> [Consigne écrite]: Recopiez mot pour mot les lignes des enregistrements ci-dessous. Commencez à la ligne qui contient « home-bar-track: [193, 258, 368, 271] » et arrêtez-vous après celle qui contient « stat-cell: 2: [466, 896, 486, 932] ».

(Données enregistrées)
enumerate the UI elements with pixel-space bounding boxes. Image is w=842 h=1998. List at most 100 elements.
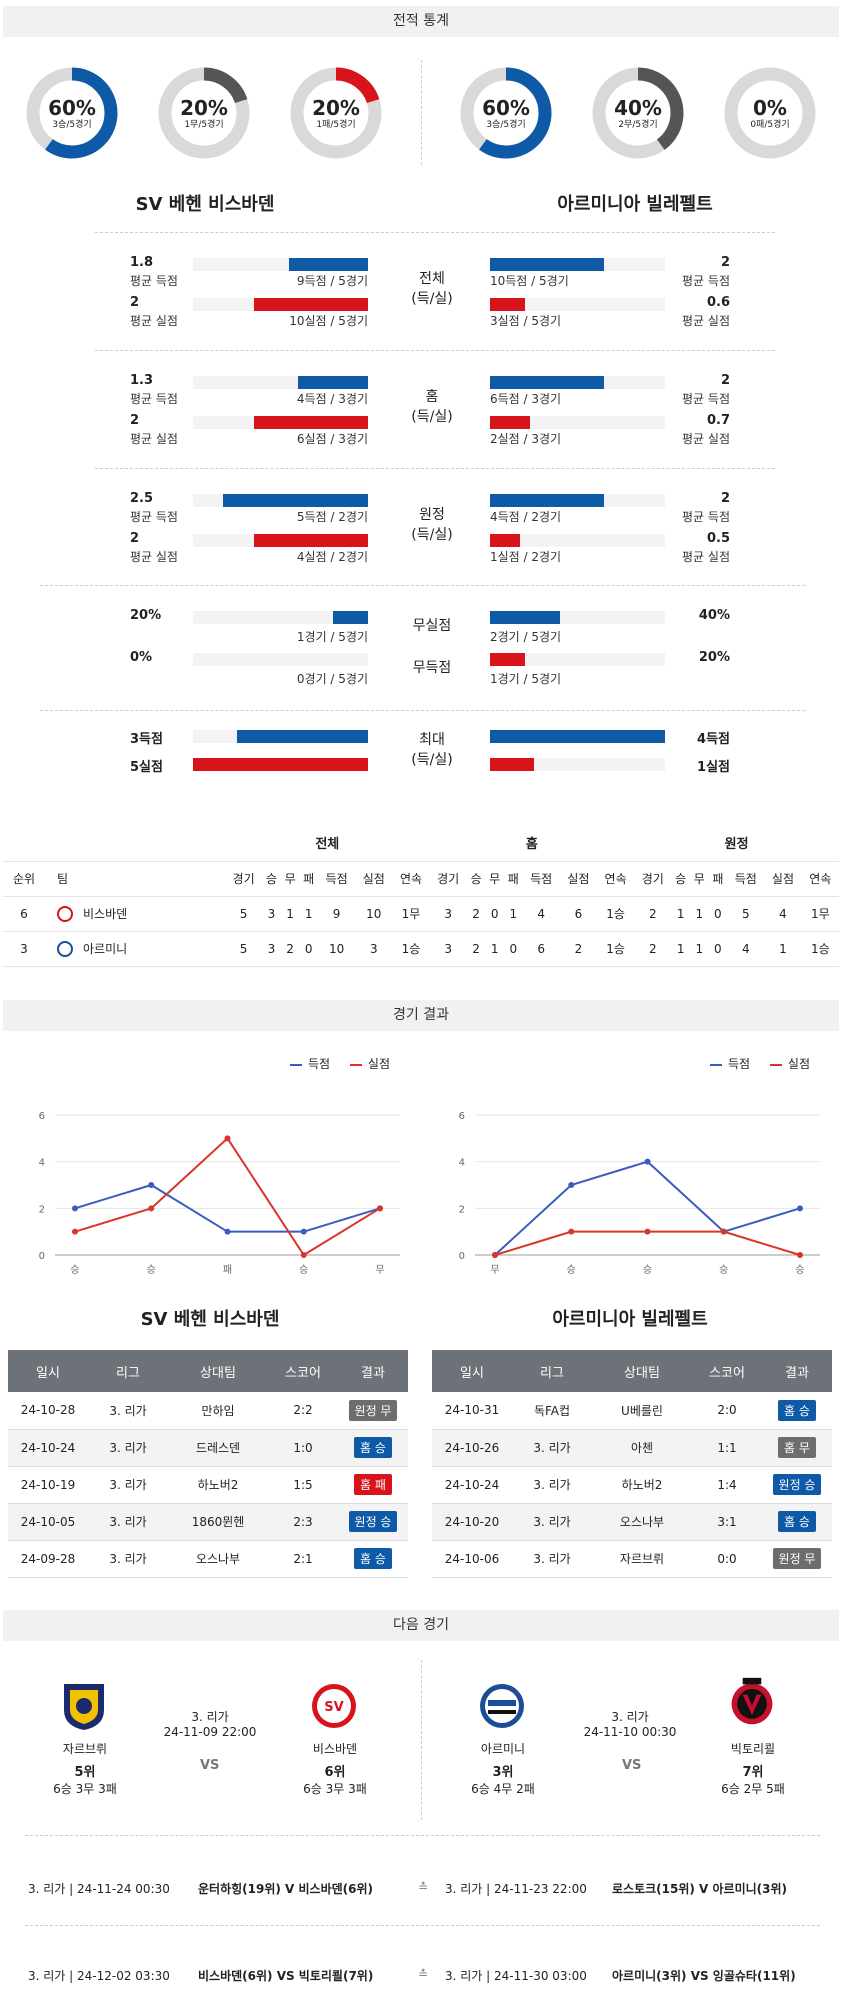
home-bar-track: [193, 258, 368, 271]
table-row: 24-10-19 3. 리가 하노버2 1:5 홈 패: [8, 1466, 408, 1504]
home-bar-fill: [254, 534, 368, 547]
results-col-header: 결과: [762, 1350, 832, 1392]
score-cell: 2:3: [268, 1503, 338, 1541]
home-stat-label: 평균 득점: [130, 274, 178, 288]
team-name: 비스바덴: [312, 1742, 358, 1756]
col-header: 득점: [317, 861, 356, 897]
opponent-cell: 하노버2: [168, 1466, 268, 1504]
league-cell: 3. 리가: [512, 1466, 592, 1504]
results-col-header: 일시: [8, 1350, 88, 1392]
away-bar-fill: [490, 376, 604, 389]
donut-label: 20% 1무/5경기: [158, 97, 250, 131]
upcoming-1-left-match: 운터하힝(19위) V 비스바덴(6위): [198, 1882, 374, 1896]
away-bar-track: [490, 298, 665, 311]
stat-cell: 1: [689, 896, 709, 932]
result-badge: 홈 승: [778, 1511, 816, 1532]
category-name: 전체: [419, 271, 445, 287]
donut-label: 40% 2무/5경기: [592, 97, 684, 131]
upcoming-1-right-date: 3. 리가 | 24-11-23 22:00: [445, 1882, 587, 1896]
donut-subtext: 3승/5경기: [52, 120, 92, 130]
date-cell: 24-10-05: [8, 1503, 88, 1541]
next-left-info: 3. 리가 24-11-09 22:00: [160, 1708, 260, 1739]
donut-label: 60% 3승/5경기: [460, 97, 552, 131]
home-stat-count: 1경기 / 5경기: [296, 630, 368, 644]
stat-cell: 2: [466, 931, 486, 967]
y-tick-label: 2: [39, 1204, 45, 1215]
donut-chart: 60% 3승/5경기: [26, 67, 118, 159]
table-row: 24-10-28 3. 리가 만하임 2:2 원정 무: [8, 1392, 408, 1430]
next-right-info: 3. 리가 24-11-10 00:30: [580, 1708, 680, 1739]
away-results-chart: 0 2 4 6 무 승 승 승 승: [459, 1111, 820, 1276]
stat-cell: 3: [262, 931, 281, 967]
stat-cell: 2: [466, 896, 486, 932]
results-col-header: 결과: [338, 1350, 408, 1392]
legend-line-conceded: [769, 1063, 782, 1066]
col-header: 득점: [522, 861, 560, 897]
donut-track: [724, 67, 816, 159]
data-point: [72, 1205, 78, 1212]
team-cell: 비스바덴: [45, 896, 225, 932]
home-bar-track: [193, 494, 368, 507]
clean-sheet-label: 무실점: [412, 618, 452, 634]
col-header: 승: [466, 861, 486, 897]
divider: [40, 710, 805, 711]
home-bar-track: [193, 758, 368, 771]
next-right-team2: 빅토리쾰 7위 6승 2무 5패: [703, 1740, 803, 1797]
team-record: 6승 3무 3패: [303, 1782, 367, 1796]
home-stat-value: 2: [130, 295, 140, 310]
away-bar-fill: [490, 416, 530, 429]
bielefeld-icon: [57, 941, 73, 958]
league-cell: 3. 리가: [88, 1466, 168, 1504]
result-cell: 홈 승: [338, 1540, 408, 1578]
x-tick-label: 승: [299, 1264, 308, 1276]
stat-cell: 0: [299, 931, 318, 967]
stat-category-label: 원정 (득/실): [387, 505, 477, 545]
away-stat-label: 평균 실점: [682, 314, 730, 328]
away-stat-value: 2: [720, 491, 730, 506]
home-stat-count: 0경기 / 5경기: [296, 672, 368, 686]
col-header: 승: [262, 861, 281, 897]
score-cell: 3:1: [692, 1503, 762, 1541]
opponent-cell: 만하임: [168, 1392, 268, 1430]
category-name: 홈: [425, 389, 439, 405]
divider: [421, 1660, 422, 1820]
y-tick-label: 4: [39, 1158, 45, 1169]
stat-cell: 5: [225, 931, 263, 967]
stat-cell: 2: [280, 931, 300, 967]
away-bar-fill: [490, 653, 525, 666]
stat-cell: 1승: [392, 931, 430, 967]
x-tick-label: 승: [70, 1264, 79, 1276]
stat-cell: 10: [355, 896, 393, 932]
score-cell: 1:0: [268, 1429, 338, 1467]
away-stat-label: 평균 실점: [682, 550, 730, 564]
y-tick-label: 0: [459, 1251, 465, 1262]
stat-cell: 1: [764, 931, 802, 967]
away-bar-fill: [490, 534, 520, 547]
away-stat-label: 평균 득점: [682, 510, 730, 524]
donut-subtext: 2무/5경기: [618, 120, 658, 130]
team-name: 아르미니: [83, 941, 128, 956]
result-cell: 홈 패: [338, 1466, 408, 1504]
team-rank: 3위: [492, 1765, 514, 1780]
away-stat-value: 0.5: [706, 531, 730, 546]
next-left-team1: 자르브뤼 5위 6승 3무 3패: [35, 1740, 135, 1797]
stat-cell: 1: [280, 896, 300, 932]
away-team-title: 아르미니아 빌레펠트: [557, 194, 713, 215]
date-cell: 24-10-26: [432, 1429, 512, 1467]
blank-cell: [45, 825, 225, 862]
opponent-cell: 하노버2: [592, 1466, 692, 1504]
stat-cell: 4: [522, 896, 560, 932]
col-header: 경기: [225, 861, 263, 897]
away-bar-fill: [490, 494, 604, 507]
team-header: 팀: [45, 861, 225, 897]
away-bar-track: [490, 416, 665, 429]
away-bar-fill: [490, 611, 560, 624]
opponent-cell: 오스나부: [592, 1503, 692, 1541]
stat-cell: 5: [727, 896, 765, 932]
opponent-cell: U베를린: [592, 1392, 692, 1430]
table-row: 24-10-06 3. 리가 자르브뤼 0:0 원정 무: [432, 1540, 832, 1578]
wiesbaden-icon: [57, 906, 73, 923]
stat-cell: 1승: [596, 931, 635, 967]
away-stat-count: 4득점 / 2경기: [490, 510, 562, 524]
stat-cell: 1: [503, 896, 523, 932]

> [Solution proposée]:
home-bar-track: [193, 258, 368, 271]
table-row: 24-10-19 3. 리가 하노버2 1:5 홈 패: [8, 1466, 408, 1504]
home-bar-fill: [254, 534, 368, 547]
results-col-header: 결과: [762, 1350, 832, 1392]
score-cell: 2:3: [268, 1503, 338, 1541]
home-stat-label: 평균 득점: [130, 274, 178, 288]
team-name: 비스바덴: [312, 1742, 358, 1756]
col-header: 득점: [317, 861, 356, 897]
opponent-cell: 하노버2: [168, 1466, 268, 1504]
league-cell: 3. 리가: [512, 1466, 592, 1504]
results-col-header: 일시: [8, 1350, 88, 1392]
away-bar-fill: [490, 376, 604, 389]
donut-label: 20% 1무/5경기: [158, 97, 250, 131]
upcoming-1-left-match: 운터하힝(19위) V 비스바덴(6위): [198, 1882, 374, 1896]
away-bar-track: [490, 298, 665, 311]
stat-cell: 1: [689, 896, 709, 932]
result-badge: 홈 승: [778, 1511, 816, 1532]
category-name: 전체: [419, 271, 445, 287]
donut-label: 40% 2무/5경기: [592, 97, 684, 131]
upcoming-1-right-date: 3. 리가 | 24-11-23 22:00: [445, 1882, 587, 1896]
donut-subtext: 3승/5경기: [52, 120, 92, 130]
date-cell: 24-10-05: [8, 1503, 88, 1541]
next-left-info: 3. 리가 24-11-09 22:00: [160, 1708, 260, 1739]
donut-label: 60% 3승/5경기: [460, 97, 552, 131]
home-stat-count: 1경기 / 5경기: [296, 630, 368, 644]
stat-cell: 2: [466, 931, 486, 967]
y-tick-label: 2: [39, 1204, 45, 1215]
donut-chart: 60% 3승/5경기: [26, 67, 118, 159]
table-row: 24-10-28 3. 리가 만하임 2:2 원정 무: [8, 1392, 408, 1430]
next-right-info: 3. 리가 24-11-10 00:30: [580, 1708, 680, 1739]
away-results-chart: 0 2 4 6 무 승 승 승 승: [459, 1111, 820, 1276]
stat-cell: 3: [262, 931, 281, 967]
stat-cell: 2: [466, 896, 486, 932]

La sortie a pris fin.